- [Goal of the exercise]: The listing below is the input. Say how many of its lines contain "saat", giving the number alone.
-- START OF Entries shown --
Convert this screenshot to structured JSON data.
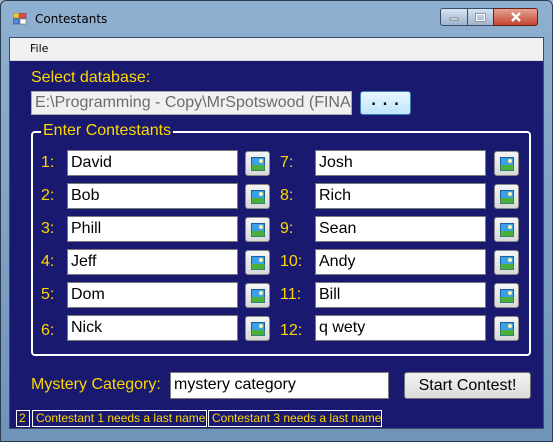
{
  "window": {
    "title": "Contestants"
  },
  "menu": {
    "file": "File"
  },
  "database": {
    "label": "Select database:",
    "path": "E:\\Programming - Copy\\MrSpotswood (FINA",
    "browse_label": ". . ."
  },
  "contestants": {
    "group_title": "Enter Contestants",
    "left": [
      {
        "number": "1:",
        "name": "David"
      },
      {
        "number": "2:",
        "name": "Bob"
      },
      {
        "number": "3:",
        "name": "Phill"
      },
      {
        "number": "4:",
        "name": "Jeff"
      },
      {
        "number": "5:",
        "name": "Dom"
      },
      {
        "number": "6:",
        "name": "Nick"
      }
    ],
    "right": [
      {
        "number": "7:",
        "name": "Josh"
      },
      {
        "number": "8:",
        "name": "Rich"
      },
      {
        "number": "9:",
        "name": "Sean"
      },
      {
        "number": "10:",
        "name": "Andy"
      },
      {
        "number": "11:",
        "name": "Bill"
      },
      {
        "number": "12:",
        "name": "q wety"
      }
    ],
    "image_button_icon": "picture-icon"
  },
  "mystery": {
    "label": "Mystery Category:",
    "value": "mystery category"
  },
  "start_button": "Start Contest!",
  "status": {
    "count": "2",
    "messages": [
      "Contestant 1 needs a last name",
      "Contestant 3 needs a last name"
    ]
  },
  "colors": {
    "background": "#191970",
    "label": "#ffd700"
  }
}
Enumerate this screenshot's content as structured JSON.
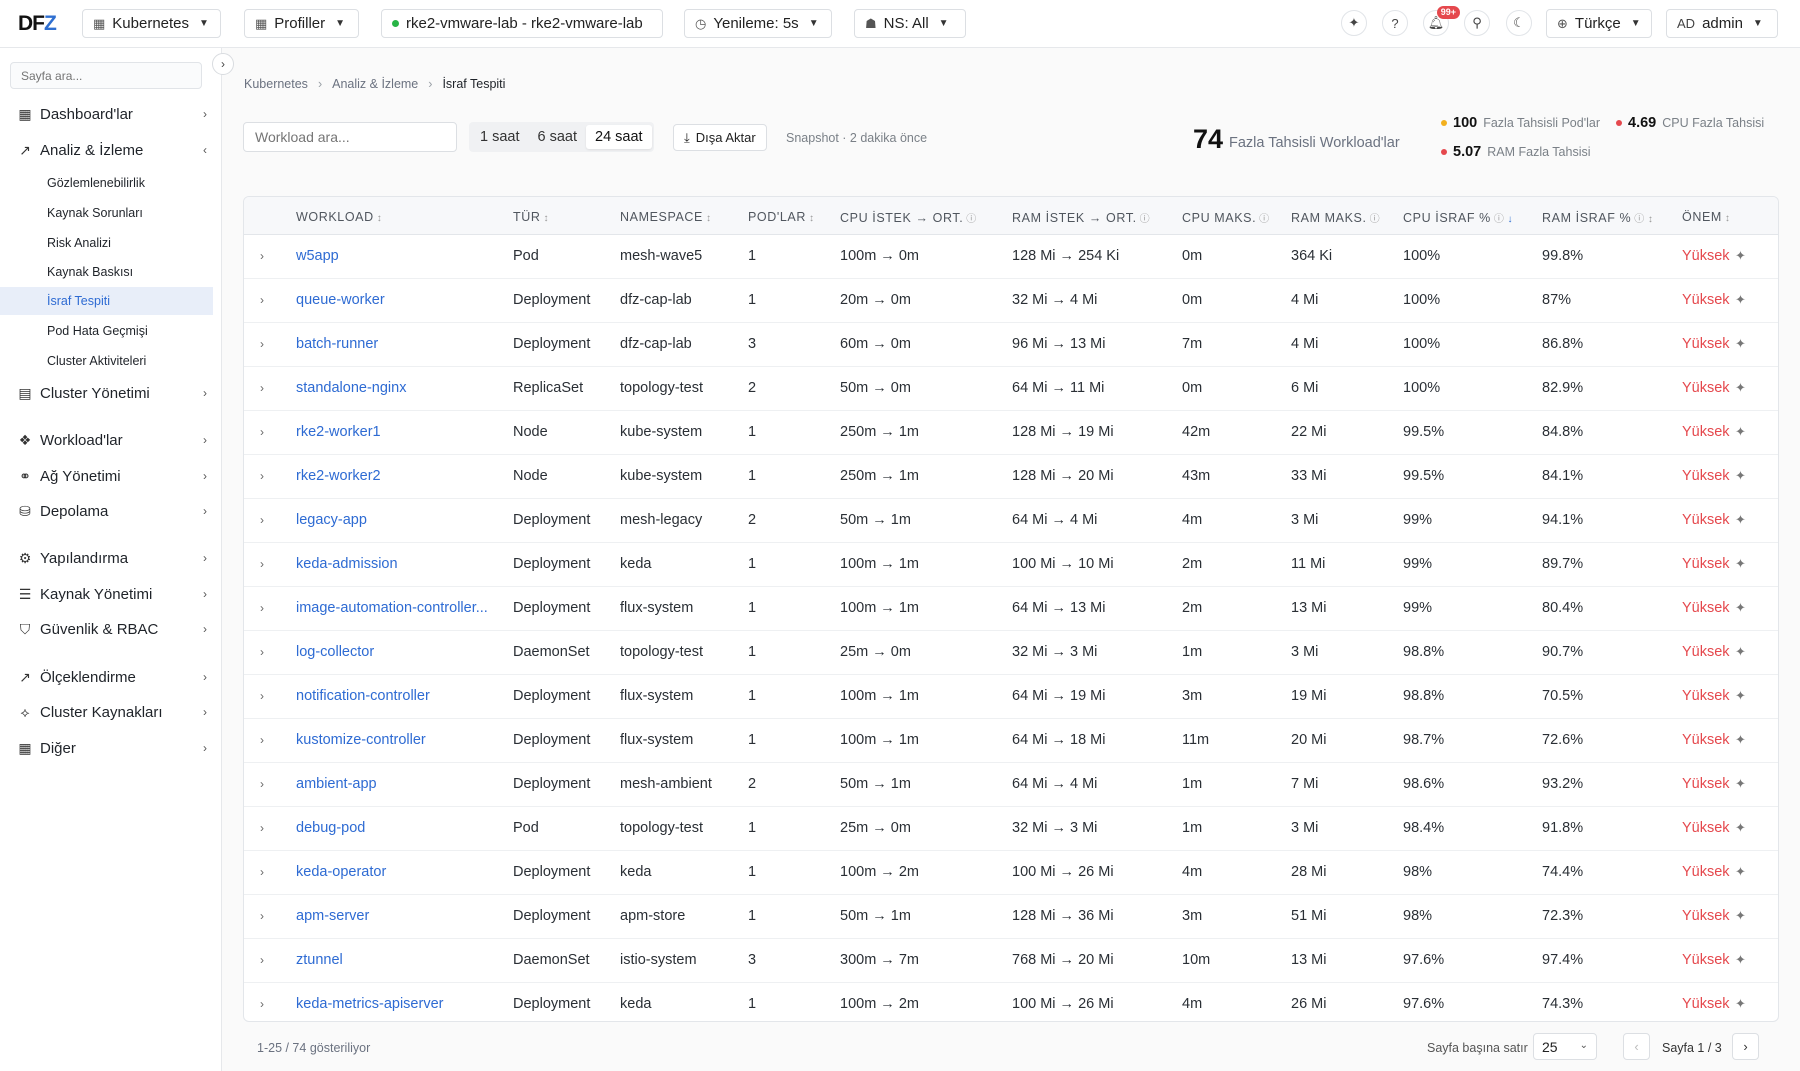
{
  "header": {
    "logo": "DFZ",
    "kubernetes": "Kubernetes",
    "profiles": "Profiller",
    "cluster": "rke2-vmware-lab - rke2-vmware-lab",
    "refresh": "Yenileme: 5s",
    "namespace": "NS: All",
    "notif_badge": "99+",
    "help": "?",
    "language": "Türkçe",
    "user_initials": "AD",
    "user_name": "admin"
  },
  "sidebar": {
    "search_placeholder": "Sayfa ara...",
    "items": [
      {
        "label": "Dashboard'lar",
        "icon": "grid-icon"
      },
      {
        "label": "Analiz & İzleme",
        "icon": "chart-icon"
      },
      {
        "label": "Cluster Yönetimi",
        "icon": "server-icon"
      },
      {
        "label": "Workload'lar",
        "icon": "cubes-icon"
      },
      {
        "label": "Ağ Yönetimi",
        "icon": "network-icon"
      },
      {
        "label": "Depolama",
        "icon": "database-icon"
      },
      {
        "label": "Yapılandırma",
        "icon": "gear-icon"
      },
      {
        "label": "Kaynak Yönetimi",
        "icon": "list-icon"
      },
      {
        "label": "Güvenlik & RBAC",
        "icon": "shield-icon"
      },
      {
        "label": "Ölçeklendirme",
        "icon": "trend-icon"
      },
      {
        "label": "Cluster Kaynakları",
        "icon": "nodes-icon"
      },
      {
        "label": "Diğer",
        "icon": "grid-icon"
      }
    ],
    "sub_items": [
      "Gözlemlenebilirlik",
      "Kaynak Sorunları",
      "Risk Analizi",
      "Kaynak Baskısı",
      "İsraf Tespiti",
      "Pod Hata Geçmişi",
      "Cluster Aktiviteleri"
    ]
  },
  "breadcrumb": [
    "Kubernetes",
    "Analiz & İzleme",
    "İsraf Tespiti"
  ],
  "toolbar": {
    "search_placeholder": "Workload ara...",
    "ranges": [
      "1 saat",
      "6 saat",
      "24 saat"
    ],
    "active_range": "24 saat",
    "export": "Dışa Aktar",
    "snapshot": "Snapshot · 2 dakika önce"
  },
  "summary": {
    "count": "74",
    "label": "Fazla Tahsisli Workload'lar",
    "stats": [
      {
        "value": "100",
        "label": "Fazla Tahsisli Pod'lar",
        "color": "#f2b01e"
      },
      {
        "value": "4.69",
        "label": "CPU Fazla Tahsisi",
        "color": "#e5484d"
      },
      {
        "value": "5.07",
        "label": "RAM Fazla Tahsisi",
        "color": "#e5484d"
      }
    ]
  },
  "table": {
    "headers": [
      "WORKLOAD",
      "TÜR",
      "NAMESPACE",
      "POD'LAR",
      "CPU İSTEK → ORT.",
      "RAM İSTEK → ORT.",
      "CPU MAKS.",
      "RAM MAKS.",
      "CPU İSRAF %",
      "RAM İSRAF %",
      "ÖNEM"
    ],
    "rows": [
      [
        "w5app",
        "Pod",
        "mesh-wave5",
        "1",
        "100m → 0m",
        "128 Mi → 254 Ki",
        "0m",
        "364 Ki",
        "100%",
        "99.8%",
        "Yüksek"
      ],
      [
        "queue-worker",
        "Deployment",
        "dfz-cap-lab",
        "1",
        "20m → 0m",
        "32 Mi → 4 Mi",
        "0m",
        "4 Mi",
        "100%",
        "87%",
        "Yüksek"
      ],
      [
        "batch-runner",
        "Deployment",
        "dfz-cap-lab",
        "3",
        "60m → 0m",
        "96 Mi → 13 Mi",
        "7m",
        "4 Mi",
        "100%",
        "86.8%",
        "Yüksek"
      ],
      [
        "standalone-nginx",
        "ReplicaSet",
        "topology-test",
        "2",
        "50m → 0m",
        "64 Mi → 11 Mi",
        "0m",
        "6 Mi",
        "100%",
        "82.9%",
        "Yüksek"
      ],
      [
        "rke2-worker1",
        "Node",
        "kube-system",
        "1",
        "250m → 1m",
        "128 Mi → 19 Mi",
        "42m",
        "22 Mi",
        "99.5%",
        "84.8%",
        "Yüksek"
      ],
      [
        "rke2-worker2",
        "Node",
        "kube-system",
        "1",
        "250m → 1m",
        "128 Mi → 20 Mi",
        "43m",
        "33 Mi",
        "99.5%",
        "84.1%",
        "Yüksek"
      ],
      [
        "legacy-app",
        "Deployment",
        "mesh-legacy",
        "2",
        "50m → 1m",
        "64 Mi → 4 Mi",
        "4m",
        "3 Mi",
        "99%",
        "94.1%",
        "Yüksek"
      ],
      [
        "keda-admission",
        "Deployment",
        "keda",
        "1",
        "100m → 1m",
        "100 Mi → 10 Mi",
        "2m",
        "11 Mi",
        "99%",
        "89.7%",
        "Yüksek"
      ],
      [
        "image-automation-controller...",
        "Deployment",
        "flux-system",
        "1",
        "100m → 1m",
        "64 Mi → 13 Mi",
        "2m",
        "13 Mi",
        "99%",
        "80.4%",
        "Yüksek"
      ],
      [
        "log-collector",
        "DaemonSet",
        "topology-test",
        "1",
        "25m → 0m",
        "32 Mi → 3 Mi",
        "1m",
        "3 Mi",
        "98.8%",
        "90.7%",
        "Yüksek"
      ],
      [
        "notification-controller",
        "Deployment",
        "flux-system",
        "1",
        "100m → 1m",
        "64 Mi → 19 Mi",
        "3m",
        "19 Mi",
        "98.8%",
        "70.5%",
        "Yüksek"
      ],
      [
        "kustomize-controller",
        "Deployment",
        "flux-system",
        "1",
        "100m → 1m",
        "64 Mi → 18 Mi",
        "11m",
        "20 Mi",
        "98.7%",
        "72.6%",
        "Yüksek"
      ],
      [
        "ambient-app",
        "Deployment",
        "mesh-ambient",
        "2",
        "50m → 1m",
        "64 Mi → 4 Mi",
        "1m",
        "7 Mi",
        "98.6%",
        "93.2%",
        "Yüksek"
      ],
      [
        "debug-pod",
        "Pod",
        "topology-test",
        "1",
        "25m → 0m",
        "32 Mi → 3 Mi",
        "1m",
        "3 Mi",
        "98.4%",
        "91.8%",
        "Yüksek"
      ],
      [
        "keda-operator",
        "Deployment",
        "keda",
        "1",
        "100m → 2m",
        "100 Mi → 26 Mi",
        "4m",
        "28 Mi",
        "98%",
        "74.4%",
        "Yüksek"
      ],
      [
        "apm-server",
        "Deployment",
        "apm-store",
        "1",
        "50m → 1m",
        "128 Mi → 36 Mi",
        "3m",
        "51 Mi",
        "98%",
        "72.3%",
        "Yüksek"
      ],
      [
        "ztunnel",
        "DaemonSet",
        "istio-system",
        "3",
        "300m → 7m",
        "768 Mi → 20 Mi",
        "10m",
        "13 Mi",
        "97.6%",
        "97.4%",
        "Yüksek"
      ],
      [
        "keda-metrics-apiserver",
        "Deployment",
        "keda",
        "1",
        "100m → 2m",
        "100 Mi → 26 Mi",
        "4m",
        "26 Mi",
        "97.6%",
        "74.3%",
        "Yüksek"
      ]
    ]
  },
  "footer": {
    "showing": "1-25 / 74 gösteriliyor",
    "per_page_label": "Sayfa başına satır",
    "per_page": "25",
    "page": "Sayfa 1 / 3"
  },
  "colors": {
    "accent": "#2e6bd3",
    "severity_high": "#e5484d"
  }
}
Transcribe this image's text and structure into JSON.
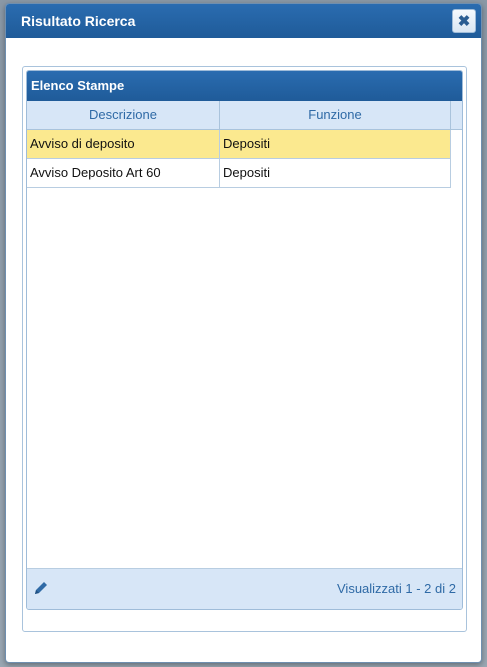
{
  "dialog": {
    "title": "Risultato Ricerca",
    "close_icon": "close-icon"
  },
  "grid": {
    "caption": "Elenco Stampe",
    "columns": [
      "Descrizione",
      "Funzione"
    ],
    "rows": [
      {
        "descrizione": "Avviso di deposito",
        "funzione": "Depositi",
        "selected": true
      },
      {
        "descrizione": "Avviso Deposito Art 60",
        "funzione": "Depositi",
        "selected": false
      }
    ],
    "footer": {
      "edit_icon": "pencil-icon",
      "pager_info": "Visualizzati 1 - 2 di 2"
    }
  },
  "colors": {
    "header_blue": "#2a6cb0",
    "selected_row": "#fbe98f",
    "grid_header_bg": "#d7e6f7"
  }
}
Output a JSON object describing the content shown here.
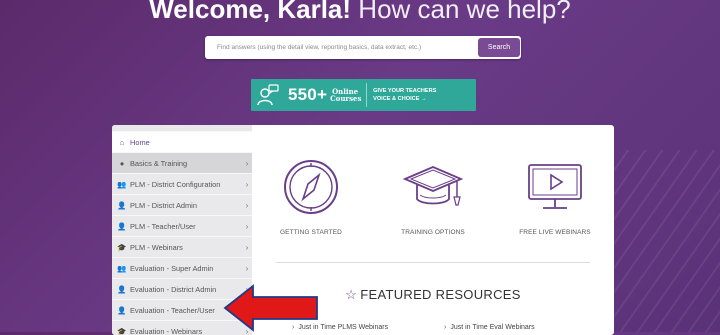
-- END OF Entries shown --
- [Answer to this exercise]: 4